**Directions**
Transcribe the material word for word, but without the images.

━━ Supplied information ━━

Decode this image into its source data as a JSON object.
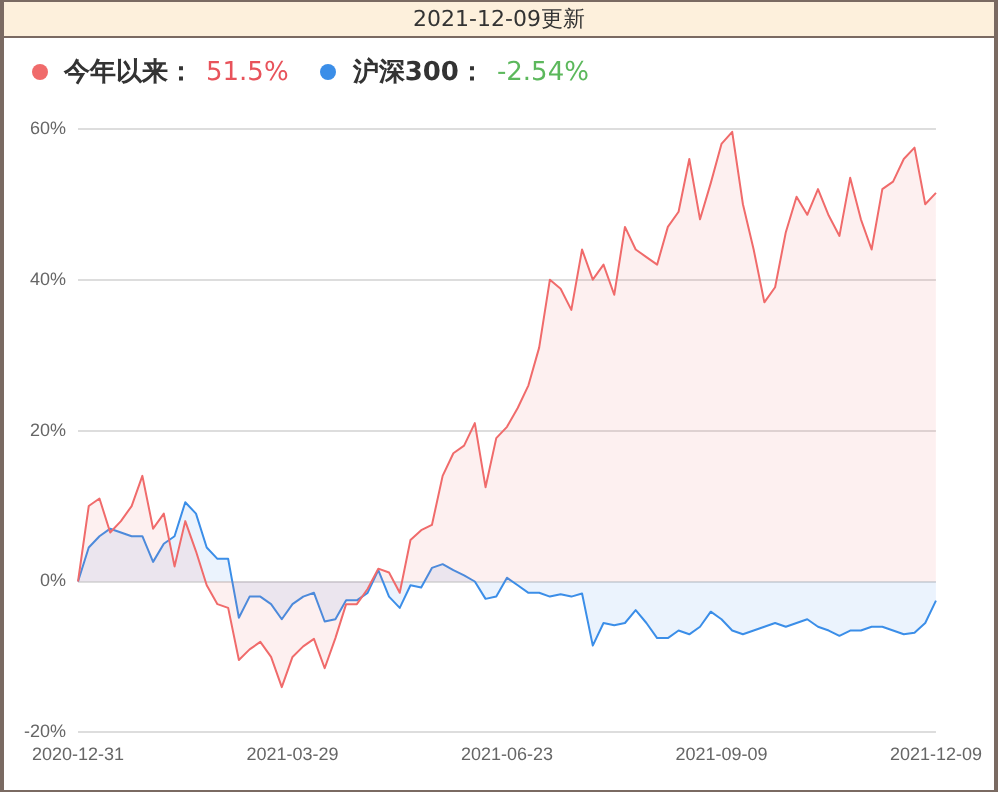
{
  "chart_data": {
    "type": "area",
    "title": "2021-12-09更新",
    "categories": [
      "2020-12-31",
      null,
      null,
      null,
      null,
      null,
      null,
      null,
      null,
      null,
      null,
      null,
      null,
      null,
      null,
      null,
      null,
      null,
      null,
      null,
      "2021-03-29",
      null,
      null,
      null,
      null,
      null,
      null,
      null,
      null,
      null,
      null,
      null,
      null,
      null,
      null,
      null,
      null,
      null,
      null,
      null,
      "2021-06-23",
      null,
      null,
      null,
      null,
      null,
      null,
      null,
      null,
      null,
      null,
      null,
      null,
      null,
      null,
      null,
      null,
      null,
      null,
      null,
      "2021-09-09",
      null,
      null,
      null,
      null,
      null,
      null,
      null,
      null,
      null,
      null,
      null,
      null,
      null,
      null,
      null,
      null,
      null,
      null,
      null,
      "2021-12-09"
    ],
    "series": [
      {
        "name": "今年以来：",
        "color": "#f06b6b",
        "values": [
          0,
          10,
          11,
          6.5,
          8,
          10,
          14,
          7,
          9,
          2,
          8,
          4,
          -0.5,
          -3,
          -3.5,
          -10.4,
          -9,
          -8,
          -10,
          -14,
          -10,
          -8.6,
          -7.6,
          -11.5,
          -7.5,
          -3,
          -3,
          -1,
          1.7,
          1.2,
          -1.5,
          5.5,
          6.8,
          7.5,
          14,
          17,
          18,
          21,
          12.5,
          19,
          20.5,
          23,
          26,
          31,
          40,
          38.8,
          36,
          44,
          40,
          42,
          38,
          47,
          44,
          43,
          42,
          47,
          49,
          56,
          48,
          52.8,
          58,
          59.6,
          50,
          44,
          37,
          39,
          46.3,
          51,
          48.6,
          52,
          48.5,
          45.8,
          53.5,
          48,
          44,
          52,
          53,
          56,
          57.5,
          50,
          51.5
        ]
      },
      {
        "name": "沪深300：",
        "color": "#3b8ee8",
        "values": [
          0,
          4.5,
          6,
          7,
          6.5,
          6,
          6,
          2.6,
          5,
          6,
          10.5,
          9,
          4.5,
          3,
          3,
          -4.8,
          -2,
          -2,
          -3,
          -5,
          -3,
          -2,
          -1.5,
          -5.3,
          -5,
          -2.5,
          -2.5,
          -1.5,
          1.5,
          -2,
          -3.5,
          -0.5,
          -0.8,
          1.8,
          2.3,
          1.5,
          0.8,
          0,
          -2.3,
          -2,
          0.5,
          -0.5,
          -1.5,
          -1.5,
          -2,
          -1.7,
          -2,
          -1.6,
          -8.5,
          -5.5,
          -5.8,
          -5.5,
          -3.8,
          -5.5,
          -7.5,
          -7.5,
          -6.5,
          -7,
          -6,
          -4,
          -5,
          -6.5,
          -7,
          -6.5,
          -6,
          -5.5,
          -6,
          -5.5,
          -5,
          -6,
          -6.5,
          -7.2,
          -6.5,
          -6.5,
          -6,
          -6,
          -6.5,
          -7,
          -6.8,
          -5.5,
          -2.54
        ]
      }
    ],
    "annotations": [
      "51.5%",
      "-2.54%"
    ],
    "ylim": [
      -20,
      60
    ],
    "yticks": [
      {
        "value": -20,
        "label": "-20%"
      },
      {
        "value": 0,
        "label": "0%"
      },
      {
        "value": 20,
        "label": "20%"
      },
      {
        "value": 40,
        "label": "40%"
      },
      {
        "value": 60,
        "label": "60%"
      }
    ],
    "grid": "y",
    "legend": "top left",
    "marker": "none"
  }
}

━━━

**Output of the task**
Decode this image into its source data as a JSON object.
{
  "chart_data": {
    "type": "area",
    "title": "2021-12-09更新",
    "categories": [
      "2020-12-31",
      null,
      null,
      null,
      null,
      null,
      null,
      null,
      null,
      null,
      null,
      null,
      null,
      null,
      null,
      null,
      null,
      null,
      null,
      null,
      "2021-03-29",
      null,
      null,
      null,
      null,
      null,
      null,
      null,
      null,
      null,
      null,
      null,
      null,
      null,
      null,
      null,
      null,
      null,
      null,
      null,
      "2021-06-23",
      null,
      null,
      null,
      null,
      null,
      null,
      null,
      null,
      null,
      null,
      null,
      null,
      null,
      null,
      null,
      null,
      null,
      null,
      null,
      "2021-09-09",
      null,
      null,
      null,
      null,
      null,
      null,
      null,
      null,
      null,
      null,
      null,
      null,
      null,
      null,
      null,
      null,
      null,
      null,
      null,
      "2021-12-09"
    ],
    "series": [
      {
        "name": "今年以来：",
        "color": "#f06b6b",
        "values": [
          0,
          10,
          11,
          6.5,
          8,
          10,
          14,
          7,
          9,
          2,
          8,
          4,
          -0.5,
          -3,
          -3.5,
          -10.4,
          -9,
          -8,
          -10,
          -14,
          -10,
          -8.6,
          -7.6,
          -11.5,
          -7.5,
          -3,
          -3,
          -1,
          1.7,
          1.2,
          -1.5,
          5.5,
          6.8,
          7.5,
          14,
          17,
          18,
          21,
          12.5,
          19,
          20.5,
          23,
          26,
          31,
          40,
          38.8,
          36,
          44,
          40,
          42,
          38,
          47,
          44,
          43,
          42,
          47,
          49,
          56,
          48,
          52.8,
          58,
          59.6,
          50,
          44,
          37,
          39,
          46.3,
          51,
          48.6,
          52,
          48.5,
          45.8,
          53.5,
          48,
          44,
          52,
          53,
          56,
          57.5,
          50,
          51.5
        ]
      },
      {
        "name": "沪深300：",
        "color": "#3b8ee8",
        "values": [
          0,
          4.5,
          6,
          7,
          6.5,
          6,
          6,
          2.6,
          5,
          6,
          10.5,
          9,
          4.5,
          3,
          3,
          -4.8,
          -2,
          -2,
          -3,
          -5,
          -3,
          -2,
          -1.5,
          -5.3,
          -5,
          -2.5,
          -2.5,
          -1.5,
          1.5,
          -2,
          -3.5,
          -0.5,
          -0.8,
          1.8,
          2.3,
          1.5,
          0.8,
          0,
          -2.3,
          -2,
          0.5,
          -0.5,
          -1.5,
          -1.5,
          -2,
          -1.7,
          -2,
          -1.6,
          -8.5,
          -5.5,
          -5.8,
          -5.5,
          -3.8,
          -5.5,
          -7.5,
          -7.5,
          -6.5,
          -7,
          -6,
          -4,
          -5,
          -6.5,
          -7,
          -6.5,
          -6,
          -5.5,
          -6,
          -5.5,
          -5,
          -6,
          -6.5,
          -7.2,
          -6.5,
          -6.5,
          -6,
          -6,
          -6.5,
          -7,
          -6.8,
          -5.5,
          -2.54
        ]
      }
    ],
    "annotations": [
      "51.5%",
      "-2.54%"
    ],
    "ylim": [
      -20,
      60
    ],
    "yticks": [
      {
        "value": -20,
        "label": "-20%"
      },
      {
        "value": 0,
        "label": "0%"
      },
      {
        "value": 20,
        "label": "20%"
      },
      {
        "value": 40,
        "label": "40%"
      },
      {
        "value": 60,
        "label": "60%"
      }
    ],
    "grid": "y",
    "legend": "top left",
    "marker": "none"
  }
}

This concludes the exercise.